- [YOUR OBJECTIVE]: Pull out every line of the listing below where "title" appears.

[Records]
━━━
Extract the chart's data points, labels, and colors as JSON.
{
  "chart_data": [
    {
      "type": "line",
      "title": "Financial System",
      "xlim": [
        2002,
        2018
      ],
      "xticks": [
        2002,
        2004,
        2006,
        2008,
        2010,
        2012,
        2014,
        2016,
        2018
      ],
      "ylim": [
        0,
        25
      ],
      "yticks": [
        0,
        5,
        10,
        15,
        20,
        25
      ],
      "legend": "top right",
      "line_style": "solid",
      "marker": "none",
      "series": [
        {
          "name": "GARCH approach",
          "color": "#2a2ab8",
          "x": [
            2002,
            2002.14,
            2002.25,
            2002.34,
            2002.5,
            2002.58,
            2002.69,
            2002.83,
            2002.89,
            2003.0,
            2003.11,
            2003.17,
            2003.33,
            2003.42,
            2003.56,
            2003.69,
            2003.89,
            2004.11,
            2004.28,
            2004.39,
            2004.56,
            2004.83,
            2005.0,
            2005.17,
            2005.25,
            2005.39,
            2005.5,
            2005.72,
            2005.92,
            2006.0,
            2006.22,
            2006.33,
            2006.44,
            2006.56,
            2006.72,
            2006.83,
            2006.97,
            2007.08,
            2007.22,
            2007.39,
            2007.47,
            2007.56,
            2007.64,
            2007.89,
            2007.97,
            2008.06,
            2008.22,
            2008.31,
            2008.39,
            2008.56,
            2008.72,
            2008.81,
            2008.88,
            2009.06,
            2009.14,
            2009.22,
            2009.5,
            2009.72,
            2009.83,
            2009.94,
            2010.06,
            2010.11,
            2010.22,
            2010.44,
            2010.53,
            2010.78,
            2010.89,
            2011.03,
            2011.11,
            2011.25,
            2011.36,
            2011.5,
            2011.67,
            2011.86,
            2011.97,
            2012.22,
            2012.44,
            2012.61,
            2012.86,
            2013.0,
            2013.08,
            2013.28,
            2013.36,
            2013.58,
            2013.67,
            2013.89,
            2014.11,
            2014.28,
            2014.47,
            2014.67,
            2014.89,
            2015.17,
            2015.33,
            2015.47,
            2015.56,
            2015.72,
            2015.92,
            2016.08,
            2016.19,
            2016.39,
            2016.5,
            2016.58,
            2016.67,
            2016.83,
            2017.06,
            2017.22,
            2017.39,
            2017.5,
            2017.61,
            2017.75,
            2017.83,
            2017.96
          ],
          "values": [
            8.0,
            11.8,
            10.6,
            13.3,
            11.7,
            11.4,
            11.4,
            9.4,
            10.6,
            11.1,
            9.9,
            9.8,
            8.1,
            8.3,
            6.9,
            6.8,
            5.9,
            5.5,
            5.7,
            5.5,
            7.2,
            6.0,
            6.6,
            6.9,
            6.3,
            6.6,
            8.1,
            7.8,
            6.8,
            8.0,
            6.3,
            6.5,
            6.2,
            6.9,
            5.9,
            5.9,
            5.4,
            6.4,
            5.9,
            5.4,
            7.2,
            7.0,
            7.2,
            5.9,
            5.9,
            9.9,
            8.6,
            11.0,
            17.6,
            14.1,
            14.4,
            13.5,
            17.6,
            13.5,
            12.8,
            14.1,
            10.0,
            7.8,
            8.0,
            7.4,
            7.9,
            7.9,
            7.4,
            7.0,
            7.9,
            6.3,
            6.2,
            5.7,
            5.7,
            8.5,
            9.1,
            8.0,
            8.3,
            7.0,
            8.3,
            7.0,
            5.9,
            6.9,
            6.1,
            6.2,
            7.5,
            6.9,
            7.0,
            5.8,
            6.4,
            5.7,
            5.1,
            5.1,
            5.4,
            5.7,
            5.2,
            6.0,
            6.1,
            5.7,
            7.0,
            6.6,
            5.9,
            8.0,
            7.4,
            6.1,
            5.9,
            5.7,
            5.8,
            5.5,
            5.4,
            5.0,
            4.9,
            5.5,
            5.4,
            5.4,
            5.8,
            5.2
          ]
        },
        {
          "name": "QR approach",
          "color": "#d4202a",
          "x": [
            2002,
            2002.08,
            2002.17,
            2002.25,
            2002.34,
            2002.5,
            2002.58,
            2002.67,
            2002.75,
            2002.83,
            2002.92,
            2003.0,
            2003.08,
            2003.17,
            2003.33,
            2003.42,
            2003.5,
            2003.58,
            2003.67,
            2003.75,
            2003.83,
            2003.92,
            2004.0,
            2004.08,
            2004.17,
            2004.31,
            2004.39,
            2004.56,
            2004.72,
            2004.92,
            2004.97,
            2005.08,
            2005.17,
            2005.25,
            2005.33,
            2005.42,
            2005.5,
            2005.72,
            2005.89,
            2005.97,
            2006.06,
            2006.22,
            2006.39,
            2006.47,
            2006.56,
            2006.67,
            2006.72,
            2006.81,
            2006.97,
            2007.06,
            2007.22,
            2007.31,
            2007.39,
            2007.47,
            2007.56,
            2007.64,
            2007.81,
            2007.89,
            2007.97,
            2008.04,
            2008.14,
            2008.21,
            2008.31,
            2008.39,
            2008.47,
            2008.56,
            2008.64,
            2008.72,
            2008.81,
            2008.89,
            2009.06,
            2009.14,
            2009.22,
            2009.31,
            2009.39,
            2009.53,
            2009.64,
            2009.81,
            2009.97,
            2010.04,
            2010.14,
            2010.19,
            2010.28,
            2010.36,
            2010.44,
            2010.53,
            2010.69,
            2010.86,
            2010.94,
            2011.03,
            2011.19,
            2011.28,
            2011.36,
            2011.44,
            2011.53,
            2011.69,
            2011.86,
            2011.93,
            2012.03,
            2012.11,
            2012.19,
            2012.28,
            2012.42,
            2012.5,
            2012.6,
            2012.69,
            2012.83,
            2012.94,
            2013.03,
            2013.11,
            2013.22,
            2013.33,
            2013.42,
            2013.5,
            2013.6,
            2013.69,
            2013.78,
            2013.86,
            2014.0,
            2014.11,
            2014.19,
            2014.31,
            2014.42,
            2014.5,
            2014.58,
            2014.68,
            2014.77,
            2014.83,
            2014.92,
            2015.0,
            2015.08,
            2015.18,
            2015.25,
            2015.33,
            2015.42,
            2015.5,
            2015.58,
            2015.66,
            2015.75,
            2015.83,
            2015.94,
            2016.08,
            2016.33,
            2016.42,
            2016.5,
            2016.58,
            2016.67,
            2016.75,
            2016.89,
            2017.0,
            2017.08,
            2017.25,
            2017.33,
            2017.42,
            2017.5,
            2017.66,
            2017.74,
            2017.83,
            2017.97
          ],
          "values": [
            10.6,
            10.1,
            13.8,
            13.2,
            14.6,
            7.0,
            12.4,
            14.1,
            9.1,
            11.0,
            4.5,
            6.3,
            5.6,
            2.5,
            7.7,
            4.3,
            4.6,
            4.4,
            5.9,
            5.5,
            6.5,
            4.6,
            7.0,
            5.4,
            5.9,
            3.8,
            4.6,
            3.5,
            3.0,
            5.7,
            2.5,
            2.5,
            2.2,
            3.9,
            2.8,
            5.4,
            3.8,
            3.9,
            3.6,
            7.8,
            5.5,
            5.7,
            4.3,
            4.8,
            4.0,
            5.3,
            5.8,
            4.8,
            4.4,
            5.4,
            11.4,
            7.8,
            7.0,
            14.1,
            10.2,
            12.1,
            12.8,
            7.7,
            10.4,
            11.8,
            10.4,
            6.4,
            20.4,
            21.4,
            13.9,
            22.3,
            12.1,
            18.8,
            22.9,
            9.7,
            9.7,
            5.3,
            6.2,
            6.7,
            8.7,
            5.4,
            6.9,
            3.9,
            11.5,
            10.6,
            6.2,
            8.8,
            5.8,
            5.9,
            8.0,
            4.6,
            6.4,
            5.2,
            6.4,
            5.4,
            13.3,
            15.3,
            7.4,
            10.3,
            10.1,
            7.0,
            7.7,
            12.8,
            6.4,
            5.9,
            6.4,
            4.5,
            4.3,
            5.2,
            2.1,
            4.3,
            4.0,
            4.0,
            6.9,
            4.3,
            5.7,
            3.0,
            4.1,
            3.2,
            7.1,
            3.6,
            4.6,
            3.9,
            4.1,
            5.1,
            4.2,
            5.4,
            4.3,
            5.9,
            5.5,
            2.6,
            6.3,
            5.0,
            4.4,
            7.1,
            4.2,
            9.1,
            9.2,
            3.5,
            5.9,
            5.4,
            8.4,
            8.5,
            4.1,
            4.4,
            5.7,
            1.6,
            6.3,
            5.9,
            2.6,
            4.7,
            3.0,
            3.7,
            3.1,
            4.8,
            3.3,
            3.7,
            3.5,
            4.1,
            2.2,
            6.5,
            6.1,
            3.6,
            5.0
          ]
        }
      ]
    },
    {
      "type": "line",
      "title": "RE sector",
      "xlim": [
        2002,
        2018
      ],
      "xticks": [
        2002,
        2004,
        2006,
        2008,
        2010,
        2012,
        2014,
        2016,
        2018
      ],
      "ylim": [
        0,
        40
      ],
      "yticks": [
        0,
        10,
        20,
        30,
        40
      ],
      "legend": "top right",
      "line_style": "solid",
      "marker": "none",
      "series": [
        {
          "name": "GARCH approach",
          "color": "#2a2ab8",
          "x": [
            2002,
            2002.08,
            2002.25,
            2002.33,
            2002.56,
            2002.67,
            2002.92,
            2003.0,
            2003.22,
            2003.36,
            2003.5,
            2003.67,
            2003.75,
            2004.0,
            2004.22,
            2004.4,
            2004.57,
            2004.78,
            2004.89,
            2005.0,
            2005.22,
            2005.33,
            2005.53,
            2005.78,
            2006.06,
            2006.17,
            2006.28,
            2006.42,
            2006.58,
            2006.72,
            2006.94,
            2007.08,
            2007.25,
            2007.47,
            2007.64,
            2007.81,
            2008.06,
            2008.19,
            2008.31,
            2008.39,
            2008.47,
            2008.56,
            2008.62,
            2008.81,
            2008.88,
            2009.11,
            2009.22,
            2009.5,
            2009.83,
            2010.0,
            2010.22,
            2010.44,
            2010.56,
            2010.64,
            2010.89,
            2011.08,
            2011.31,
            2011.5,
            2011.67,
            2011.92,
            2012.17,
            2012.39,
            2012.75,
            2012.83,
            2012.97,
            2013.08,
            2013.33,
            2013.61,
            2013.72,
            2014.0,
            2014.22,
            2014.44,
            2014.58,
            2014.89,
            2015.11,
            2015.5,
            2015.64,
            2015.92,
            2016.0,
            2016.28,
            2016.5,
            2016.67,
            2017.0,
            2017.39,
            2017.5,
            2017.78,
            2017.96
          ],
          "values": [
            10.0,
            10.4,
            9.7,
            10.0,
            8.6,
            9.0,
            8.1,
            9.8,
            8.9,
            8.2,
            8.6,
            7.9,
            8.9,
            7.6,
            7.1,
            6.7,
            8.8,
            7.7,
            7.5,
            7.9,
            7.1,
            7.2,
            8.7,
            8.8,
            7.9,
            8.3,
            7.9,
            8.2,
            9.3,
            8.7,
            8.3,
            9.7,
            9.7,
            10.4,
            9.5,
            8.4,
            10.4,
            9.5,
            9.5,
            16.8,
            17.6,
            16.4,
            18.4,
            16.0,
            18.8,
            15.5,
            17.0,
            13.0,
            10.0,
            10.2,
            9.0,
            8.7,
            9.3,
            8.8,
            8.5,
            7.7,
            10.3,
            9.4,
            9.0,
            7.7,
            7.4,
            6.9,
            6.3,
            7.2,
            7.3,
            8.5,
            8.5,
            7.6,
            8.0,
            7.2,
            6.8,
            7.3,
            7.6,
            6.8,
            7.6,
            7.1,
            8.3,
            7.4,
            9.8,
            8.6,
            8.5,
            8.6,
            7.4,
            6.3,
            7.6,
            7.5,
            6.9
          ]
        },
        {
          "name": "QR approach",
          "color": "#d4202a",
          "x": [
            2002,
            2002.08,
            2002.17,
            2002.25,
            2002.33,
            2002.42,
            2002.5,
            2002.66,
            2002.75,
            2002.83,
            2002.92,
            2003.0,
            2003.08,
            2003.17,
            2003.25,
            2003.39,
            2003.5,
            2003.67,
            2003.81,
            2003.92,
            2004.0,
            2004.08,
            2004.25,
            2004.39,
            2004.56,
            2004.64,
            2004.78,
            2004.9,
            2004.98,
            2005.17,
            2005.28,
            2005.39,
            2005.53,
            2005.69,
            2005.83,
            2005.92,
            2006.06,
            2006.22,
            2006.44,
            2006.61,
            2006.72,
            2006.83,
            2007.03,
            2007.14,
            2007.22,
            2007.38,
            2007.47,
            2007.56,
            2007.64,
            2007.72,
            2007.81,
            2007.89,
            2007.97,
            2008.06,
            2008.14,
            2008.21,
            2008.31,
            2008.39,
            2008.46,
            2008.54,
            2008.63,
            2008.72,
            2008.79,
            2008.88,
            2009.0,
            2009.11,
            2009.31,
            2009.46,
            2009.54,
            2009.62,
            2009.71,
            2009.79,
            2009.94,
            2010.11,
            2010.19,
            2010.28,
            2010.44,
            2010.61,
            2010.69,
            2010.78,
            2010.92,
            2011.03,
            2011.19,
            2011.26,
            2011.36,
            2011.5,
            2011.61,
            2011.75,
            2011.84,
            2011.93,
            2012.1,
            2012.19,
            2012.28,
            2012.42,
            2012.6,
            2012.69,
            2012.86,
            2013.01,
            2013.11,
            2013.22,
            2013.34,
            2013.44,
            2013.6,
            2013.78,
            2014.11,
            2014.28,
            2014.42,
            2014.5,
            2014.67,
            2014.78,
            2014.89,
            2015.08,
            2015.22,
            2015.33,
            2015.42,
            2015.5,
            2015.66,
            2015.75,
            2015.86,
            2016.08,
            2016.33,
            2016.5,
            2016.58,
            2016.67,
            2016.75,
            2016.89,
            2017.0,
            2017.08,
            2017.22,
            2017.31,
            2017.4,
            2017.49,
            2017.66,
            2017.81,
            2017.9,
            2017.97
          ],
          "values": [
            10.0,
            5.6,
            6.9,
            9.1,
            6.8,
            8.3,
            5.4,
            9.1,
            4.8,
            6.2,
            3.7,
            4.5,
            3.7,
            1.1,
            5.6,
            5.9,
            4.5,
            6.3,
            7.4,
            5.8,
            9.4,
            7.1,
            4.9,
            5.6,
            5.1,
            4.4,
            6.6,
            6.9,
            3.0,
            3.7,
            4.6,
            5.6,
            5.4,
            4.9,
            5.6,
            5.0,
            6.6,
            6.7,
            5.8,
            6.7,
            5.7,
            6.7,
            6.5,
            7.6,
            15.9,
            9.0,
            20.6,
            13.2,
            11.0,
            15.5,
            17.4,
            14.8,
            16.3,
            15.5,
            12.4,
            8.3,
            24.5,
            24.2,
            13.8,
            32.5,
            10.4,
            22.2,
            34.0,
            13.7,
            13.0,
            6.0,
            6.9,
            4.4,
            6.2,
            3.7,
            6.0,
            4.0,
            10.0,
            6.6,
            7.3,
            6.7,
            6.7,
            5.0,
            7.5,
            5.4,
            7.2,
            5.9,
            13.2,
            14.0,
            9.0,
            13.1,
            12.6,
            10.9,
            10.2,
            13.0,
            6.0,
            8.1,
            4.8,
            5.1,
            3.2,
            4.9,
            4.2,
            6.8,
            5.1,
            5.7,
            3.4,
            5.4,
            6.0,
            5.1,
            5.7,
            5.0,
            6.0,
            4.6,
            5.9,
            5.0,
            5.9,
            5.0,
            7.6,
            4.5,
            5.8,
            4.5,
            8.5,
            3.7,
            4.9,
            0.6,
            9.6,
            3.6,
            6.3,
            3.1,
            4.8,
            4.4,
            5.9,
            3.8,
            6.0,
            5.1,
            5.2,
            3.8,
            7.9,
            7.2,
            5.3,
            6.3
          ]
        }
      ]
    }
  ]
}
━━━
- [TASK OUTPUT]:
      "title": "Financial System",
      "title": "RE sector",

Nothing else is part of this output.